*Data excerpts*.
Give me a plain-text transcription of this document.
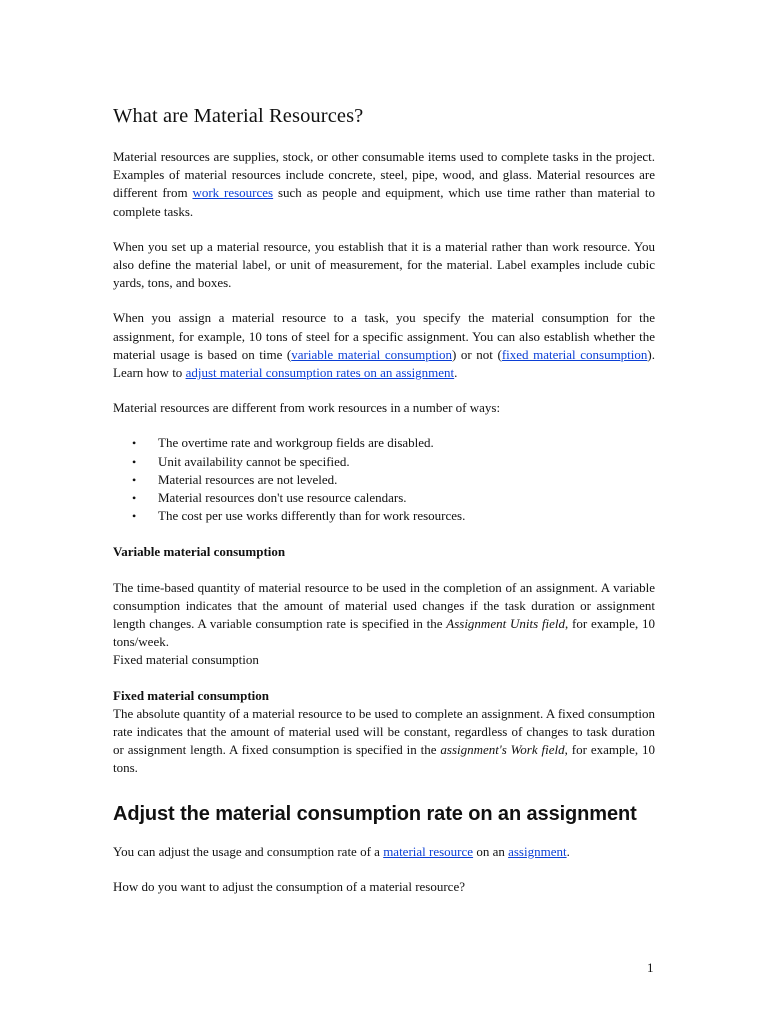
What are Material Resources?

Material resources are supplies, stock, or other consumable items used to complete tasks in the project. Examples of material resources include concrete, steel, pipe, wood, and glass. Material resources are different from work resources such as people and equipment, which use time rather than material to complete tasks.

When you set up a material resource, you establish that it is a material rather than work resource. You also define the material label, or unit of measurement, for the material. Label examples include cubic yards, tons, and boxes.

When you assign a material resource to a task, you specify the material consumption for the assignment, for example, 10 tons of steel for a specific assignment. You can also establish whether the material usage is based on time (variable material consumption) or not (fixed material consumption). Learn how to adjust material consumption rates on an assignment.

Material resources are different from work resources in a number of ways:

• The overtime rate and workgroup fields are disabled.
• Unit availability cannot be specified.
• Material resources are not leveled.
• Material resources don't use resource calendars.
• The cost per use works differently than for work resources.
Variable material consumption

The time-based quantity of material resource to be used in the completion of an assignment. A variable consumption indicates that the amount of material used changes if the task duration or assignment length changes. A variable consumption rate is specified in the Assignment Units field, for example, 10 tons/week.

Fixed material consumption

Fixed material consumption

The absolute quantity of a material resource to be used to complete an assignment. A fixed consumption rate indicates that the amount of material used will be constant, regardless of changes to task duration or assignment length. A fixed consumption is specified in the assignment's Work field, for example, 10 tons.

Adjust the material consumption rate on an assignment

You can adjust the usage and consumption rate of a material resource on an assignment.

How do you want to adjust the consumption of a material resource?

1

*Challenge*. Report the number of lines in the entries above that include the word "rather" and add nothing to it.

*Full solution*. 2